(What is being asked):
Word for word, copy all the data and drop the pictures.

(Material for the task):

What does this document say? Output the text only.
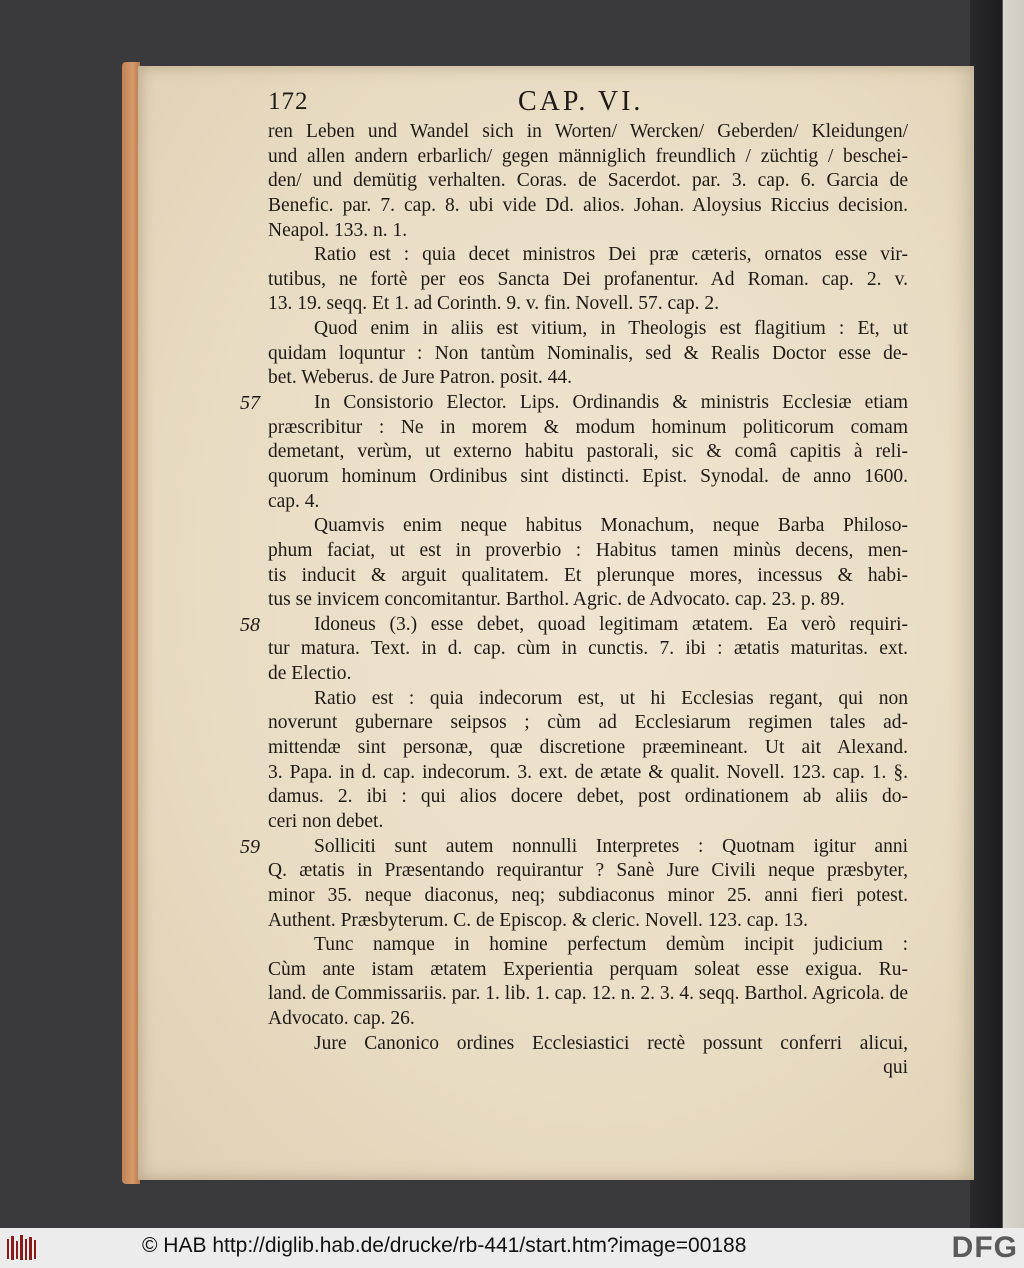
172	CAP. VI.
ren Leben und Wandel sich in Worten/ Wercken/ Geberden/ Kleidungen/
und allen andern erbarlich/ gegen männiglich freundlich / züchtig / beschei-
den/ und demütig verhalten. Coras. de Sacerdot. par. 3. cap. 6. Garcia de
Benefic. par. 7. cap. 8. ubi vide Dd. alios. Johan. Aloysius Riccius decision.
Neapol. 133. n. 1.
Ratio est : quia decet ministros Dei præ cæteris, ornatos esse vir-
tutibus, ne fortè per eos Sancta Dei profanentur. Ad Roman. cap. 2. v.
13. 19. seqq. Et 1. ad Corinth. 9. v. fin. Novell. 57. cap. 2.
Quod enim in aliis est vitium, in Theologis est flagitium : Et, ut
quidam loquntur : Non tantùm Nominalis, sed & Realis Doctor esse de-
bet. Weberus. de Jure Patron. posit. 44.
57	In Consistorio Elector. Lips. Ordinandis & ministris Ecclesiæ etiam
præscribitur : Ne in morem & modum hominum politicorum comam
demetant, verùm, ut externo habitu pastorali, sic & comâ capitis à reli-
quorum hominum Ordinibus sint distincti. Epist. Synodal. de anno 1600.
cap. 4.
Quamvis enim neque habitus Monachum, neque Barba Philoso-
phum faciat, ut est in proverbio : Habitus tamen minùs decens, men-
tis inducit & arguit qualitatem. Et plerunque mores, incessus & habi-
tus se invicem concomitantur. Barthol. Agric. de Advocato. cap. 23. p. 89.
58	Idoneus (3.) esse debet, quoad legitimam ætatem. Ea verò requiri-
tur matura. Text. in d. cap. cùm in cunctis. 7. ibi : ætatis maturitas. ext.
de Electio.
Ratio est : quia indecorum est, ut hi Ecclesias regant, qui non
noverunt gubernare seipsos ; cùm ad Ecclesiarum regimen tales ad-
mittendæ sint personæ, quæ discretione præemineant. Ut ait Alexand.
3. Papa. in d. cap. indecorum. 3. ext. de ætate & qualit. Novell. 123. cap. 1. §.
damus. 2. ibi : qui alios docere debet, post ordinationem ab aliis do-
ceri non debet.
59	Solliciti sunt autem nonnulli Interpretes : Quotnam igitur anni
Q. ætatis in Præsentando requirantur ? Sanè Jure Civili neque præsbyter,
minor 35. neque diaconus, neq; subdiaconus minor 25. anni fieri potest.
Authent. Præsbyterum. C. de Episcop. & cleric. Novell. 123. cap. 13.
Tunc namque in homine perfectum demùm incipit judicium :
Cùm ante istam ætatem Experientia perquam soleat esse exigua. Ru-
land. de Commissariis. par. 1. lib. 1. cap. 12. n. 2. 3. 4. seqq. Barthol. Agricola. de
Advocato. cap. 26.
Jure Canonico ordines Ecclesiastici rectè possunt conferri alicui,
qui
© HAB http://diglib.hab.de/drucke/rb-441/start.htm?image=00188	DFG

(Written solution):
What does this document say? Output the text only.
172	CAP. VI.
ren Leben und Wandel sich in Worten/ Wercken/ Geberden/ Kleidungen/
und allen andern erbarlich/ gegen männiglich freundlich / züchtig / beschei-
den/ und demütig verhalten. Coras. de Sacerdot. par. 3. cap. 6. Garcia de
Benefic. par. 7. cap. 8. ubi vide Dd. alios. Johan. Aloysius Riccius decision.
Neapol. 133. n. 1.
Ratio est : quia decet ministros Dei præ cæteris, ornatos esse vir-
tutibus, ne fortè per eos Sancta Dei profanentur. Ad Roman. cap. 2. v.
13. 19. seqq. Et 1. ad Corinth. 9. v. fin. Novell. 57. cap. 2.
Quod enim in aliis est vitium, in Theologis est flagitium : Et, ut
quidam loquntur : Non tantùm Nominalis, sed & Realis Doctor esse de-
bet. Weberus. de Jure Patron. posit. 44.
57	In Consistorio Elector. Lips. Ordinandis & ministris Ecclesiæ etiam
præscribitur : Ne in morem & modum hominum politicorum comam
demetant, verùm, ut externo habitu pastorali, sic & comâ capitis à reli-
quorum hominum Ordinibus sint distincti. Epist. Synodal. de anno 1600.
cap. 4.
Quamvis enim neque habitus Monachum, neque Barba Philoso-
phum faciat, ut est in proverbio : Habitus tamen minùs decens, men-
tis inducit & arguit qualitatem. Et plerunque mores, incessus & habi-
tus se invicem concomitantur. Barthol. Agric. de Advocato. cap. 23. p. 89.
58	Idoneus (3.) esse debet, quoad legitimam ætatem. Ea verò requiri-
tur matura. Text. in d. cap. cùm in cunctis. 7. ibi : ætatis maturitas. ext.
de Electio.
Ratio est : quia indecorum est, ut hi Ecclesias regant, qui non
noverunt gubernare seipsos ; cùm ad Ecclesiarum regimen tales ad-
mittendæ sint personæ, quæ discretione præemineant. Ut ait Alexand.
3. Papa. in d. cap. indecorum. 3. ext. de ætate & qualit. Novell. 123. cap. 1. §.
damus. 2. ibi : qui alios docere debet, post ordinationem ab aliis do-
ceri non debet.
59	Solliciti sunt autem nonnulli Interpretes : Quotnam igitur anni
Q. ætatis in Præsentando requirantur ? Sanè Jure Civili neque præsbyter,
minor 35. neque diaconus, neq; subdiaconus minor 25. anni fieri potest.
Authent. Præsbyterum. C. de Episcop. & cleric. Novell. 123. cap. 13.
Tunc namque in homine perfectum demùm incipit judicium :
Cùm ante istam ætatem Experientia perquam soleat esse exigua. Ru-
land. de Commissariis. par. 1. lib. 1. cap. 12. n. 2. 3. 4. seqq. Barthol. Agricola. de
Advocato. cap. 26.
Jure Canonico ordines Ecclesiastici rectè possunt conferri alicui,
qui
© HAB http://diglib.hab.de/drucke/rb-441/start.htm?image=00188	DFG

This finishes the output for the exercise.